> [Exercise brief]
Nothing less than an exact copy of all the records is required.
***** Source information
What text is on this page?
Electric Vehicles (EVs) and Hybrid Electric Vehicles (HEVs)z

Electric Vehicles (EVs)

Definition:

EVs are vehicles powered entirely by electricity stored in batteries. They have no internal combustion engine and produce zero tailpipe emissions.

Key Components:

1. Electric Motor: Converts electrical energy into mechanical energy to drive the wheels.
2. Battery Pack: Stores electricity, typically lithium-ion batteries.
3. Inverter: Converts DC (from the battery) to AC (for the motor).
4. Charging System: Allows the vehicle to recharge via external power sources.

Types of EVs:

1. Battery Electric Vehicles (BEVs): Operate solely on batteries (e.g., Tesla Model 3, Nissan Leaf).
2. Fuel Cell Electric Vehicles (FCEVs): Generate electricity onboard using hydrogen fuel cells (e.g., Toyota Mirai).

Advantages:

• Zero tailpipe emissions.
**********
> [Solution to this task]
What text is on this page?
Electric Vehicles (EVs) and Hybrid Electric Vehicles (HEVs)z

Electric Vehicles (EVs)

Definition:

EVs are vehicles powered entirely by electricity stored in batteries. They have no internal combustion engine and produce zero tailpipe emissions.

Key Components:

1. Electric Motor: Converts electrical energy into mechanical energy to drive the wheels.
2. Battery Pack: Stores electricity, typically lithium-ion batteries.
3. Inverter: Converts DC (from the battery) to AC (for the motor).
4. Charging System: Allows the vehicle to recharge via external power sources.

Types of EVs:

1. Battery Electric Vehicles (BEVs): Operate solely on batteries (e.g., Tesla Model 3, Nissan Leaf).
2. Fuel Cell Electric Vehicles (FCEVs): Generate electricity onboard using hydrogen fuel cells (e.g., Toyota Mirai).

Advantages:

• Zero tailpipe emissions.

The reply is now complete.